** START OF DATA ROWS **

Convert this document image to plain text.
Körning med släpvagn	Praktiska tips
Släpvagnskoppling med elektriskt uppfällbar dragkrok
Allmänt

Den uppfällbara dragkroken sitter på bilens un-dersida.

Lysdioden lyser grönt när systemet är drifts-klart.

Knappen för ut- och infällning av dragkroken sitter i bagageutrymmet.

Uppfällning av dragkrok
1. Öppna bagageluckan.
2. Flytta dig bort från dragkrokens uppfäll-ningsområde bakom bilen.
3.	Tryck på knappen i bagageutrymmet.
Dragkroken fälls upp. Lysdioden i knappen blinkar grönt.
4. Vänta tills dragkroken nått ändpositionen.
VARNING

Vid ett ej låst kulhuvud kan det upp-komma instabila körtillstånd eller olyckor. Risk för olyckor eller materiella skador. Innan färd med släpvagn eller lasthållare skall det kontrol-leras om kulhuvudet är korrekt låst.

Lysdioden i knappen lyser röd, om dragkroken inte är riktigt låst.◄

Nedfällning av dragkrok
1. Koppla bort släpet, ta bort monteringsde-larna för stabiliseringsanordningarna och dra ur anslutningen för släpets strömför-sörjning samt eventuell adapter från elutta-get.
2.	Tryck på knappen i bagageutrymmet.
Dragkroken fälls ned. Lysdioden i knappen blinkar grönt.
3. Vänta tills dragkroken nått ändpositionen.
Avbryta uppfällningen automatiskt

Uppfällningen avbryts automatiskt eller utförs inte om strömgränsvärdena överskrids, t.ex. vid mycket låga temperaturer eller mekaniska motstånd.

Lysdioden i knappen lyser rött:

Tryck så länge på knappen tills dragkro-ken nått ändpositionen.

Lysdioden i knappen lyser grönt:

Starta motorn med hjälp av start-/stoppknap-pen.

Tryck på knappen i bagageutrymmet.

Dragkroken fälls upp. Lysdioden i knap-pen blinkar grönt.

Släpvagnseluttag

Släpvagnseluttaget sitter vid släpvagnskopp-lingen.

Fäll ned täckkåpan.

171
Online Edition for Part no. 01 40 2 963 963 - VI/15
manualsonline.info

** END OF DATA ROWS **
** START OF DATA ROWS **

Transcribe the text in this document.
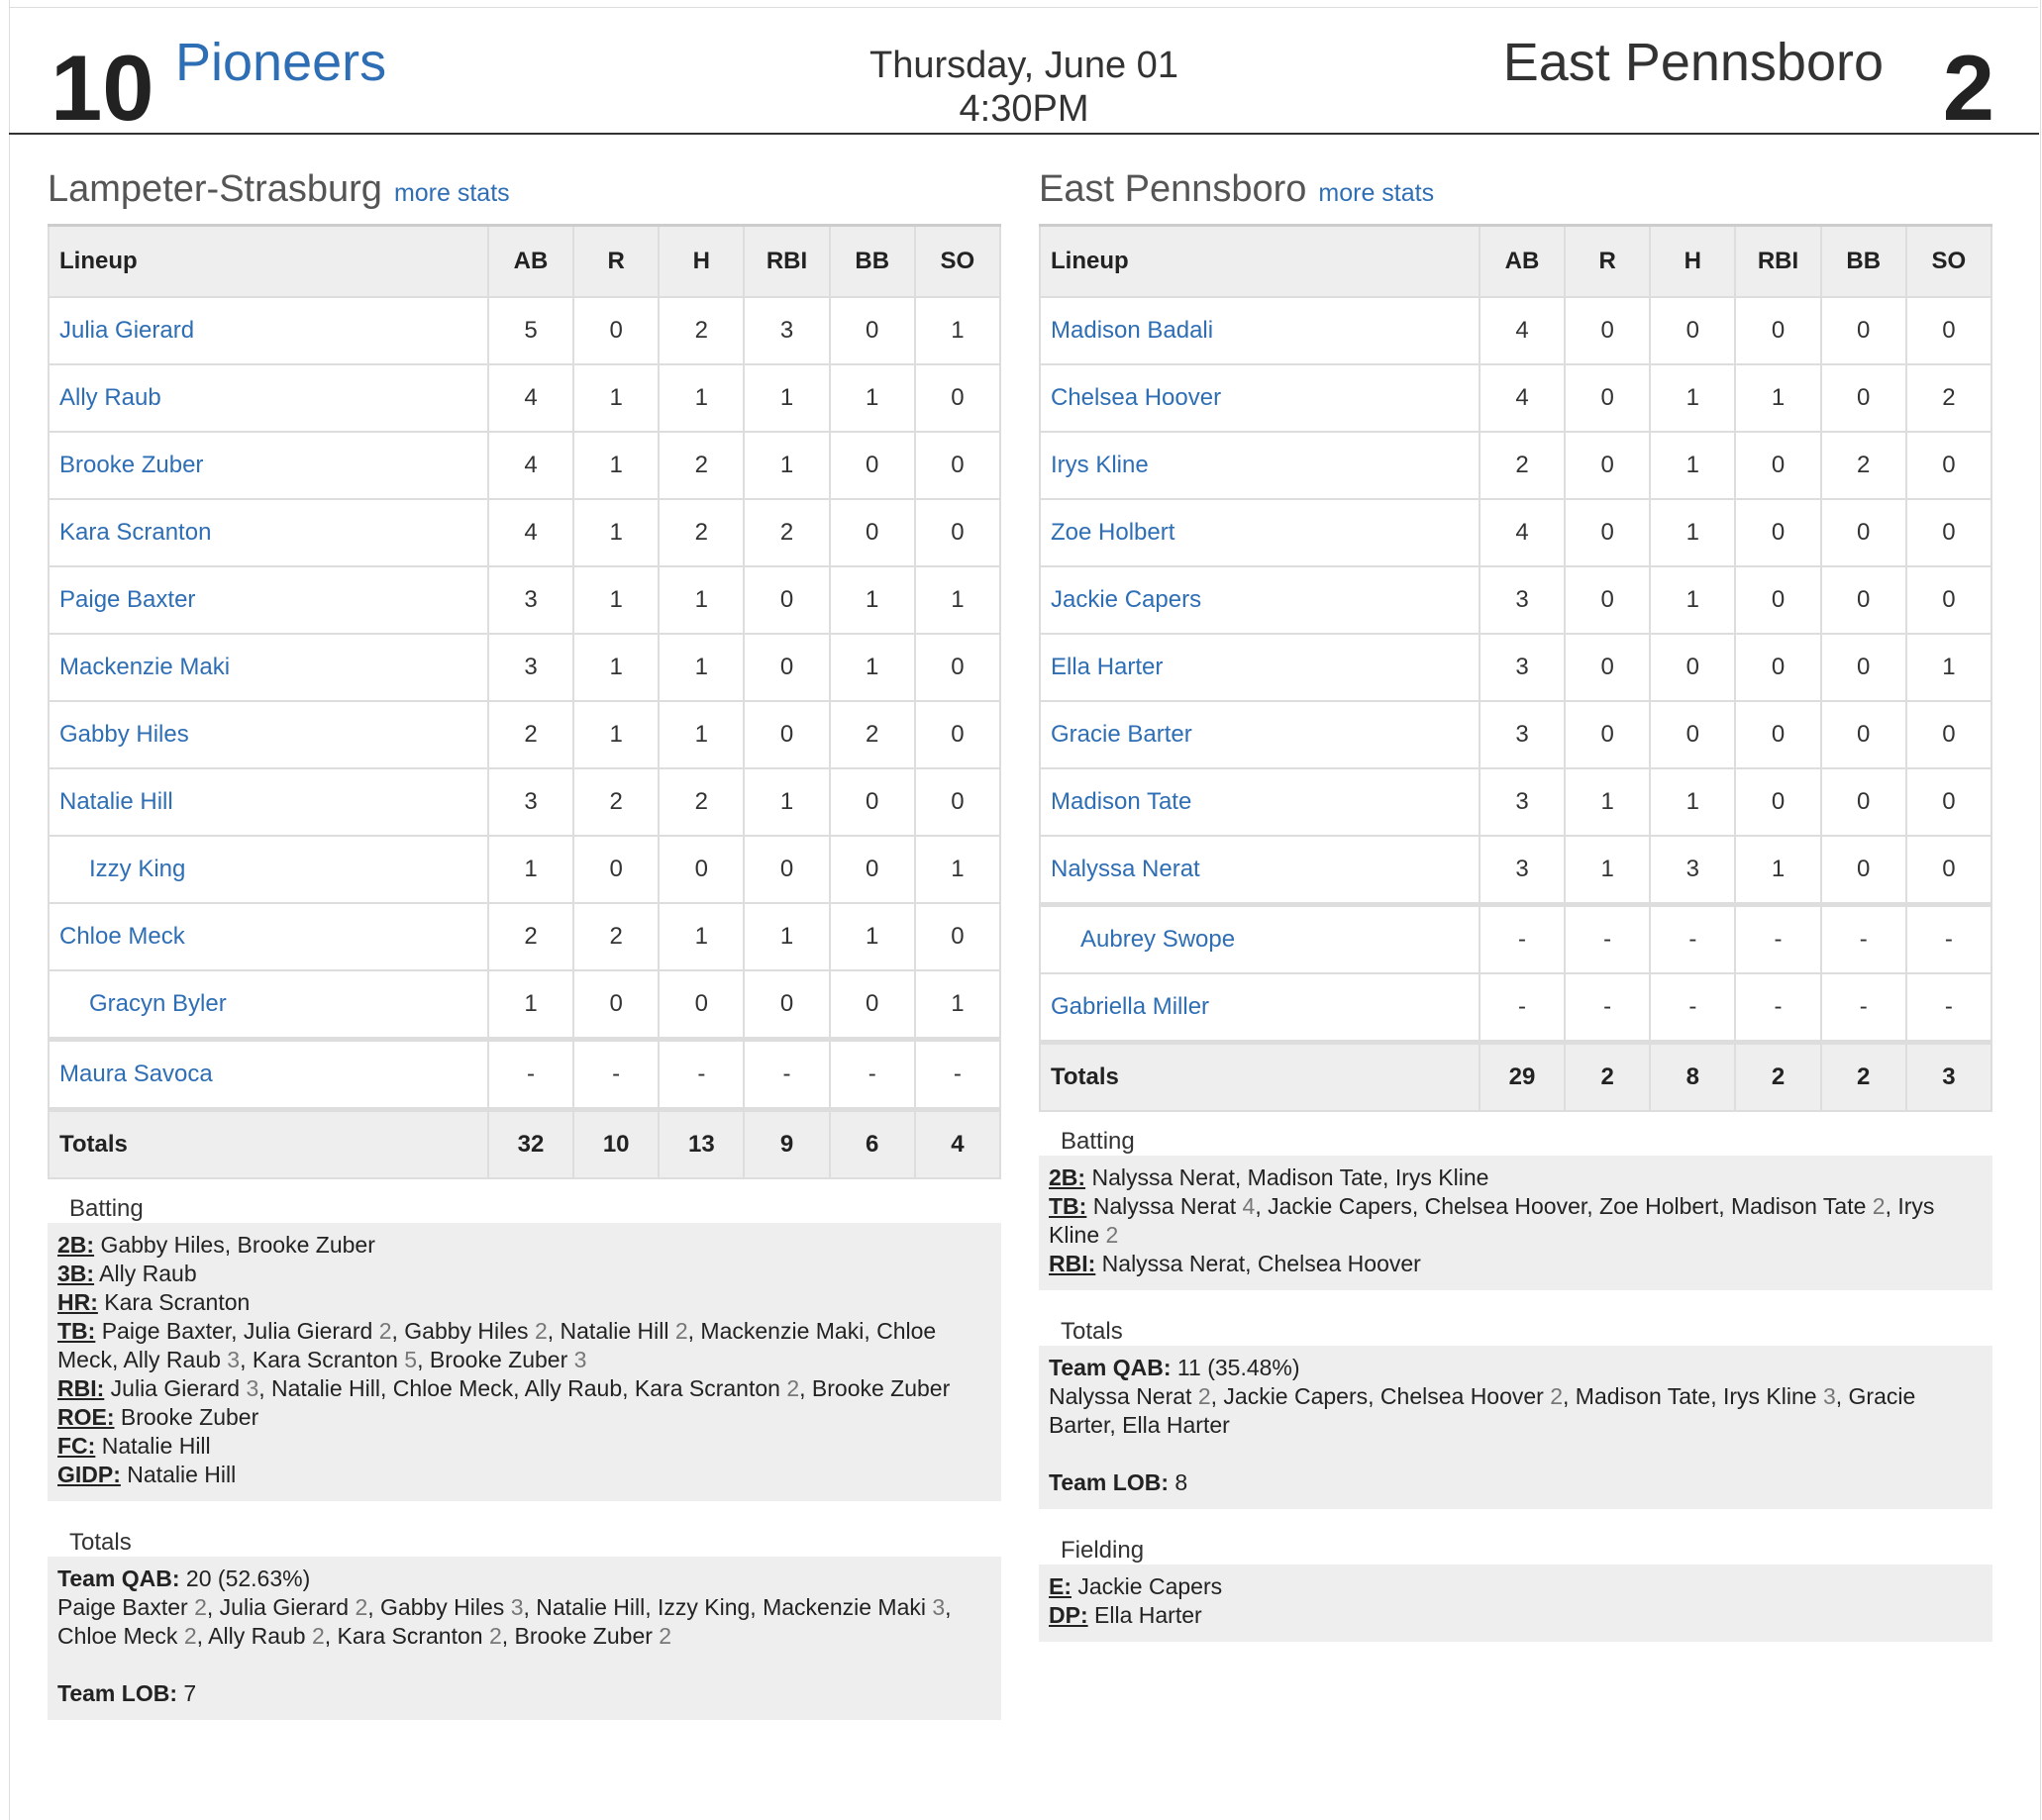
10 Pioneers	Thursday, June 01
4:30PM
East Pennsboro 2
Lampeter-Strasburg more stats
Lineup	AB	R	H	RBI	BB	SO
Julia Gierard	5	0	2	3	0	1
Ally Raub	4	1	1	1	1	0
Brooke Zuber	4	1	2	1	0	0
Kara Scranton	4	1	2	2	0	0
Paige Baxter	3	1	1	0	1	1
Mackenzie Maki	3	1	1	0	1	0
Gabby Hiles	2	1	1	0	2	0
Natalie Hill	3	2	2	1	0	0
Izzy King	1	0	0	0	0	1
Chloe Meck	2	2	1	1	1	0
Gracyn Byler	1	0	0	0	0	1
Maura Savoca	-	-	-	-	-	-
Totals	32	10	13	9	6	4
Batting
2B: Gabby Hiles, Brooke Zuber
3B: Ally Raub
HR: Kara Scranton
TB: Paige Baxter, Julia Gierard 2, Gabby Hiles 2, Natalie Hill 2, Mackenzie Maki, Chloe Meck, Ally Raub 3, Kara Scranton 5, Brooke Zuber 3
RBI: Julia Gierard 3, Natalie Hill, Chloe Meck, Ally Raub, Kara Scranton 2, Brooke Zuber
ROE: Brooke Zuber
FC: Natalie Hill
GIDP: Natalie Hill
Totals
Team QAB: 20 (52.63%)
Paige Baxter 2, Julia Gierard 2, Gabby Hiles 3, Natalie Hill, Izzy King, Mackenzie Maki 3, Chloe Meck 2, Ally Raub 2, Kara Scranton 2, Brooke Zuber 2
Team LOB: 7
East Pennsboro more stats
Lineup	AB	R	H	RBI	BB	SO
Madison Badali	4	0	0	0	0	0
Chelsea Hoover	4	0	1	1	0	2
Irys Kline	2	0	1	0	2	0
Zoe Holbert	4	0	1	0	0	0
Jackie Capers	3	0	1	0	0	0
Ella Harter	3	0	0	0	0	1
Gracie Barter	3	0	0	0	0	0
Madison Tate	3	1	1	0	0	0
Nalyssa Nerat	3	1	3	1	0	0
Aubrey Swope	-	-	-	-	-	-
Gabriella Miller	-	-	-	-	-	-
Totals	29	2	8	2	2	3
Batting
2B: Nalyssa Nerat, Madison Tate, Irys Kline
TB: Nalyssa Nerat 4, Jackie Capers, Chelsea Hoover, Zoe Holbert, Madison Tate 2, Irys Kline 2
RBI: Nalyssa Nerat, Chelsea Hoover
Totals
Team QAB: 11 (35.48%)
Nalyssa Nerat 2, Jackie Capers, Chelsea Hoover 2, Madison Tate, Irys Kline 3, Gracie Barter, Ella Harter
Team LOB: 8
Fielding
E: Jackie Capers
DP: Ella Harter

** END OF DATA ROWS **
** START OF DATA ROWS **

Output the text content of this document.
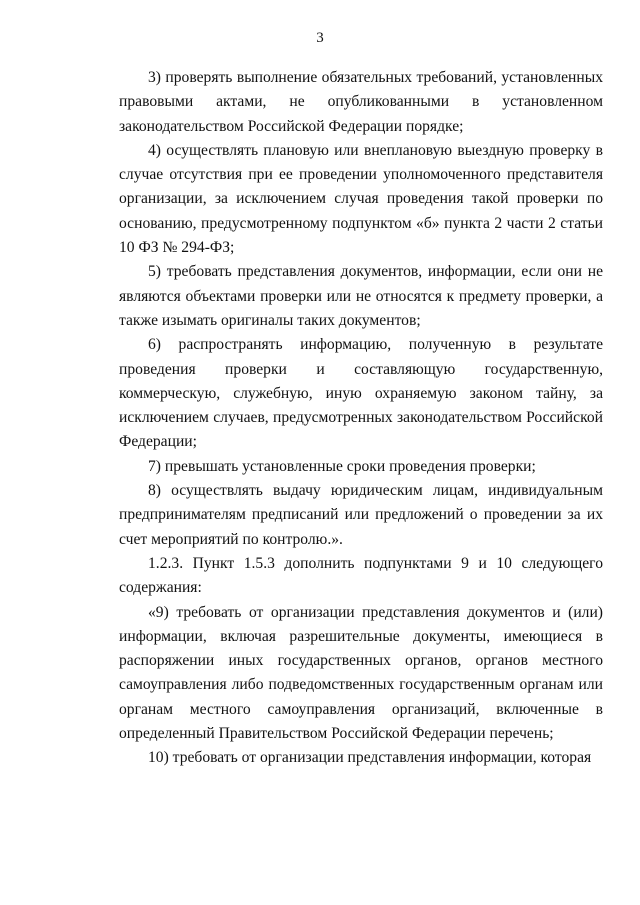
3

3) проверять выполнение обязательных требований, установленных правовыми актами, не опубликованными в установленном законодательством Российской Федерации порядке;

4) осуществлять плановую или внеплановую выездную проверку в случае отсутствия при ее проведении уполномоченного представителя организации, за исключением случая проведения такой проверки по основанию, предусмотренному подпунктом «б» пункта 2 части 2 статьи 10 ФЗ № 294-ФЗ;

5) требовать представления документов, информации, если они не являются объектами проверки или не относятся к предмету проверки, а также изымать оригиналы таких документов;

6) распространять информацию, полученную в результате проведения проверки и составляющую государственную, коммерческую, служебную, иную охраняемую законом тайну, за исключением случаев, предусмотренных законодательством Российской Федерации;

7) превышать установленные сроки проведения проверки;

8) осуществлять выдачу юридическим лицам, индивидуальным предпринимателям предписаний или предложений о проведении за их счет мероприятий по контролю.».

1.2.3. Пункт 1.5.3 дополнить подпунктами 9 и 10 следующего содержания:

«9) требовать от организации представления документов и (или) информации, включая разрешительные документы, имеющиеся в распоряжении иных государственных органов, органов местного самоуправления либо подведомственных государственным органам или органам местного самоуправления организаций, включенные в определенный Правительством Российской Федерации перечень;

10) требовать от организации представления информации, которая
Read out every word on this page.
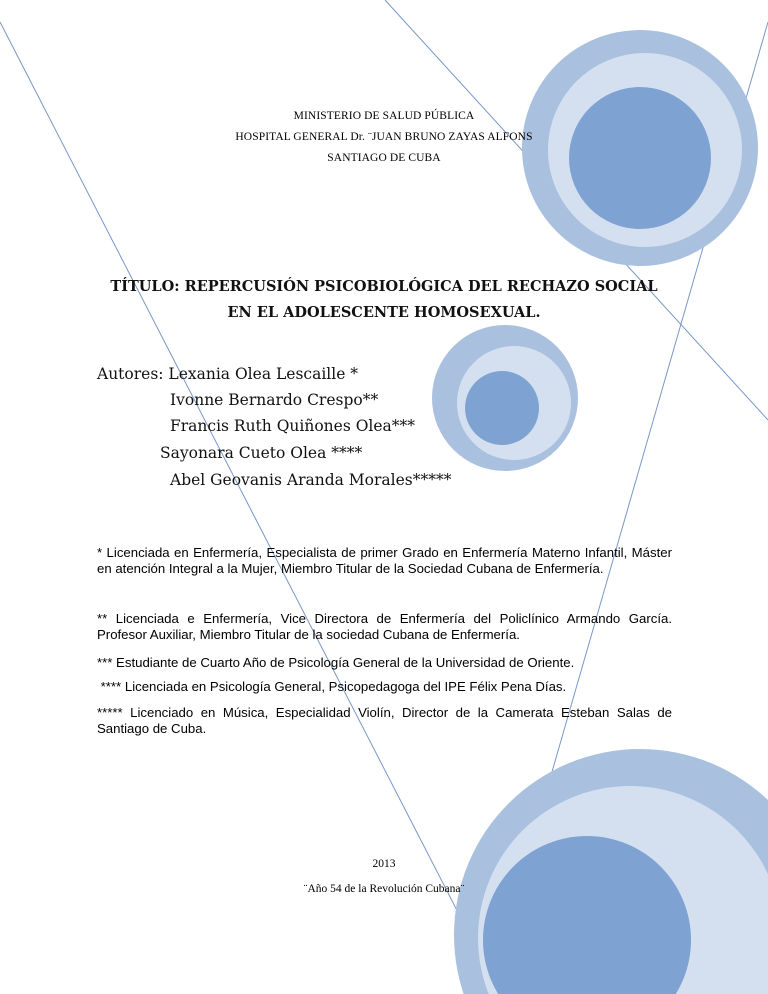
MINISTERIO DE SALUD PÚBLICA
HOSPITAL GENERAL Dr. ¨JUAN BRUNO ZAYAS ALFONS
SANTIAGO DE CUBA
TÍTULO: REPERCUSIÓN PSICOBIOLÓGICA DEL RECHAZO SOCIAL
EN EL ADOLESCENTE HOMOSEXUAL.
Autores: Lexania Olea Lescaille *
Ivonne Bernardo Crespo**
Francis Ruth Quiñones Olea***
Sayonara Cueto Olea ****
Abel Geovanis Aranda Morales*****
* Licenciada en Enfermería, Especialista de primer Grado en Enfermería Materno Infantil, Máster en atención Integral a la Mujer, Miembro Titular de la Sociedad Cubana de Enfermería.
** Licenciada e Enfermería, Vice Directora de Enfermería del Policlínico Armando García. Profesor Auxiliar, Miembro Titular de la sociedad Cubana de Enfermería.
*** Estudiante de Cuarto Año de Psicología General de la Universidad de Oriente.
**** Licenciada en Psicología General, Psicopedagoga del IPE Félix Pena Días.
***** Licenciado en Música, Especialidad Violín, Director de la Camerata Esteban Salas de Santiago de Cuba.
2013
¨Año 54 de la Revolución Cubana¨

** END OF DATA ROWS **

Which lines of the material contain the string "Izzy"? List each of them.

Izzy King	1	0	0	0	0	1
Paige Baxter 2, Julia Gierard 2, Gabby Hiles 3, Natalie Hill, Izzy King, Mackenzie Maki 3, Chloe Meck 2, Ally Raub 2, Kara Scranton 2, Brooke Zuber 2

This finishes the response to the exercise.